• INSTRUCCIONES DE TRABAJO:
1 > Copia, por favor, del texto sobre la Caracas vintage el tramo que va desde "La idea de una Caracas" hasta "descafeinada, emotiva, melancólica.".
2 > Según el texto sobre la Caracas vintage, ¿qué cosas no había en la Caracas "mejor"?

• PASAJE DEL TEXTO:

● ● ● ● ● ● ●

16/02/2023. Las trampas de la memoria nos someten, cada cierto tiempo, a un revival que nos vuelve nostálgicos resignados, cautivos de la idea de que todo tiempo pasado fue mejor. Esa superstición se sintetiza en los suspiros generados por la época encapsulada que se fue, la cual revivimos entre fotos mohosas, videos oxidados y los diálogos de urbanitas aburguesados que nos dejamos someter por el desprecio al presente ante lo poco auspicioso que resulta para nuestra autorealización, temerosos además de un futuro que no se vislumbra.
La idea de una Caracas vintage es la misma que la de una Caracas “mejor”, cuando no había tráfico, ni buhoneros, ni sambiles, ni fachadas de paredes desconchadas, ni barrios impenetrables. Es la idea de una ciudad de postal, elegantemente abreviada entre colorines que lo mismo pasa por la estampa de una calle de Nueva York o de París, aséptica, descafeinada, emotiva, melancólica.

● ● ● ● ● ● ●

• EXTRACTO DE LA FUENTE:
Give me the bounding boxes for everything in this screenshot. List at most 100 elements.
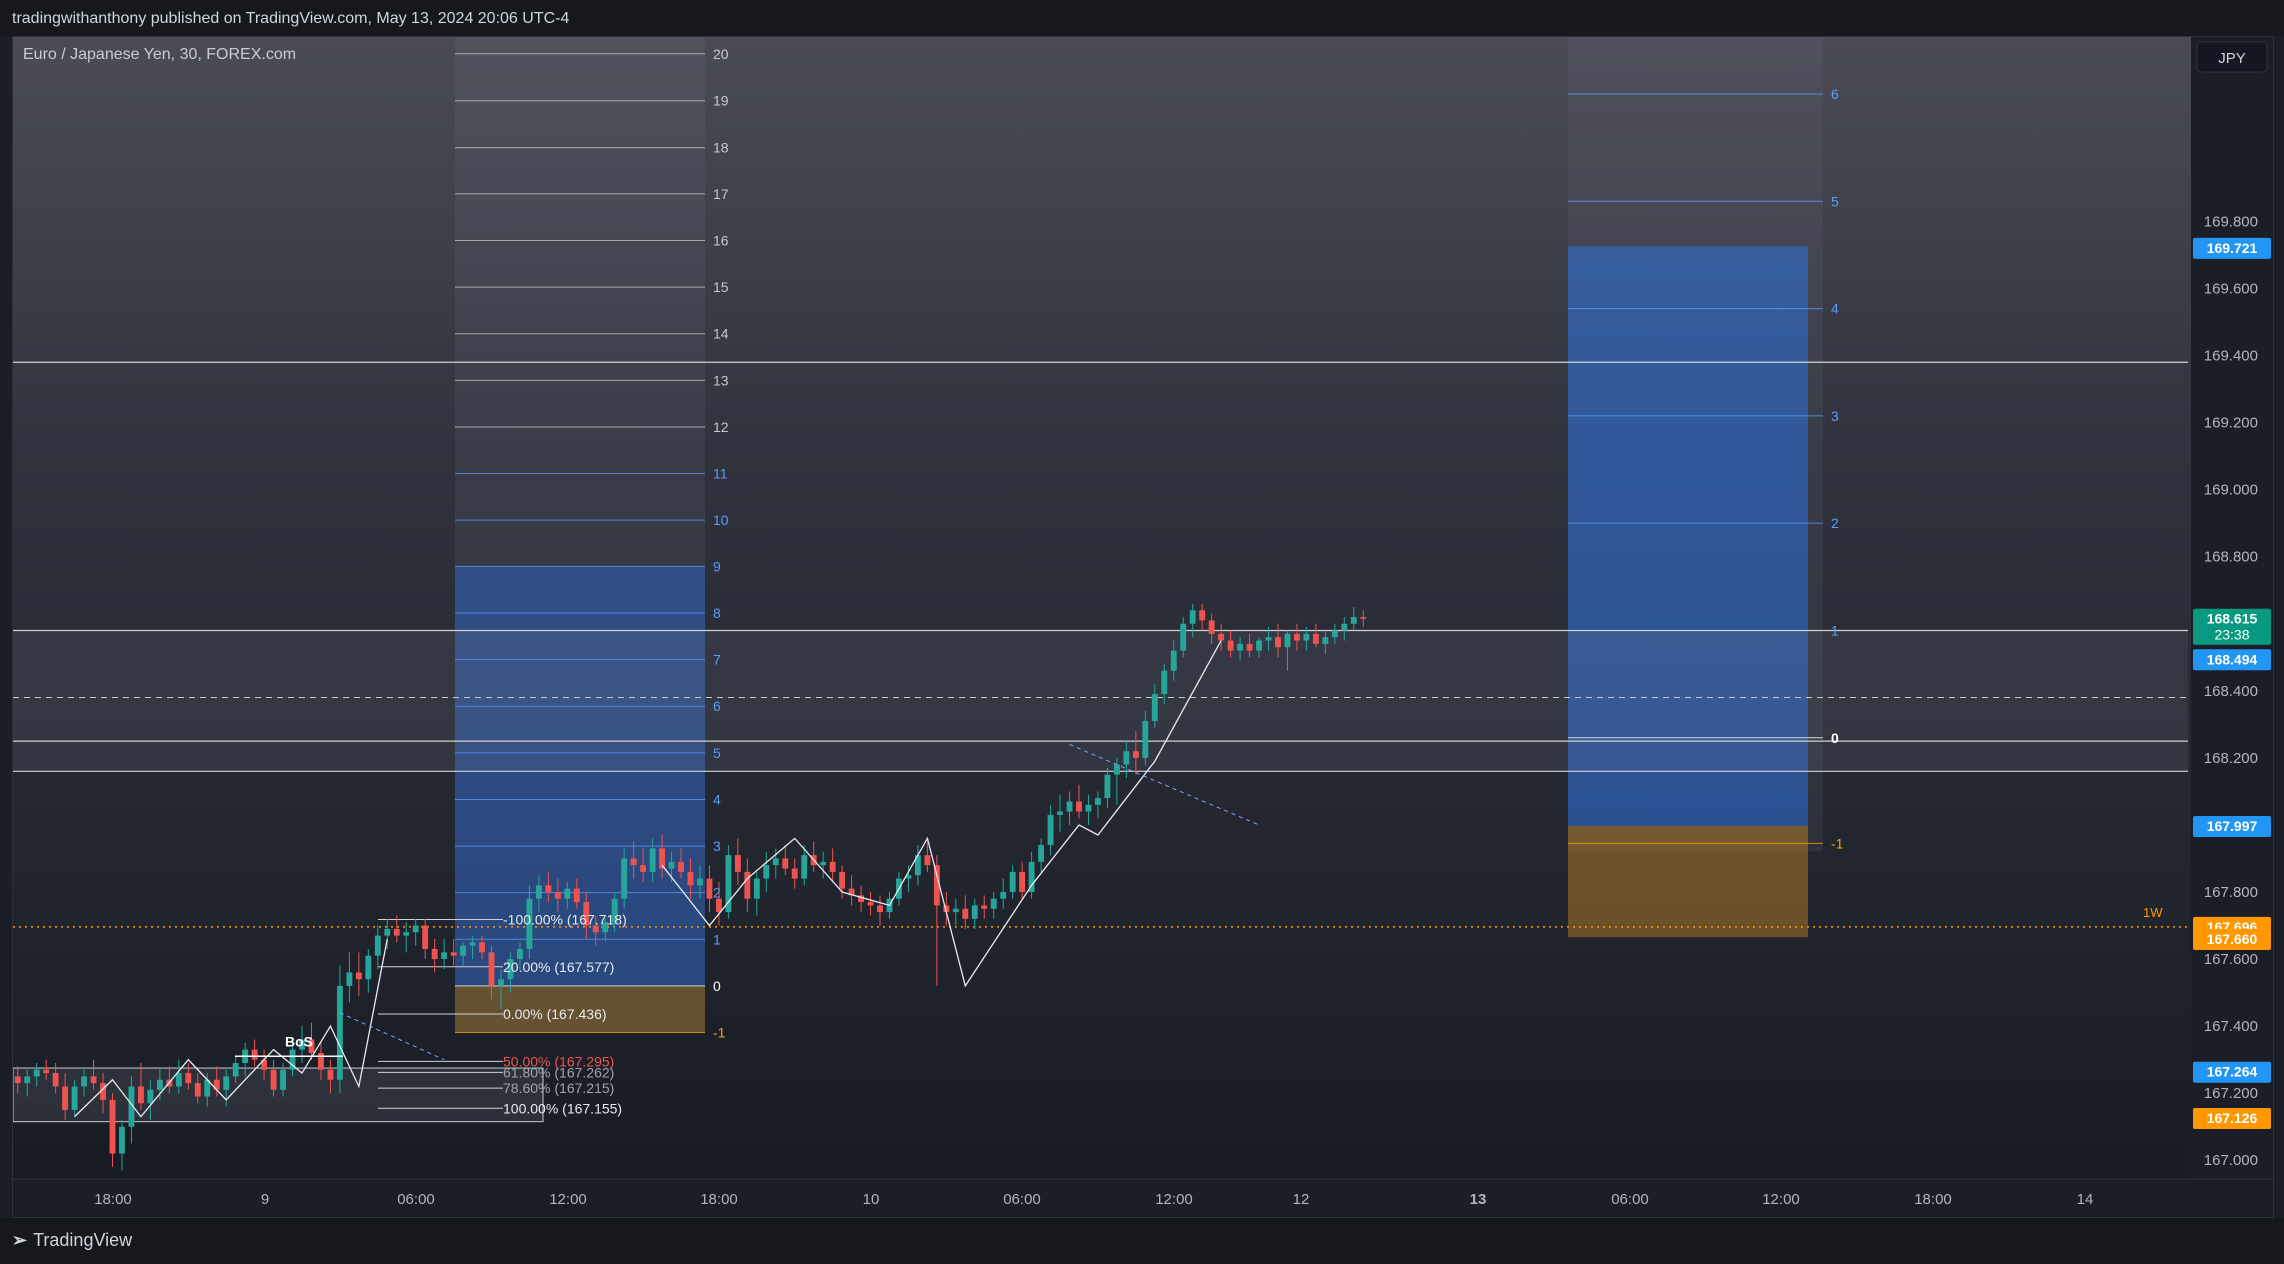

● ● ● ● ● ● ●

• RESULTADOS EN ORDEN:
1 >
La idea de una Caracas vintage es la misma que la de una Caracas “mejor”, cuando no había tráfico, ni buhoneros, ni sambiles, ni fachadas de paredes desconchadas, ni barrios impenetrables. Es la idea de una ciudad de postal, elegantemente abreviada entre colorines que lo mismo pasa por la estampa de una calle de Nueva York o de París, aséptica, descafeinada, emotiva, melancólica.

2 > No había tráfico, ni buhoneros, ni sambiles, ni fachadas de paredes desconchadas, ni barrios impenetrables.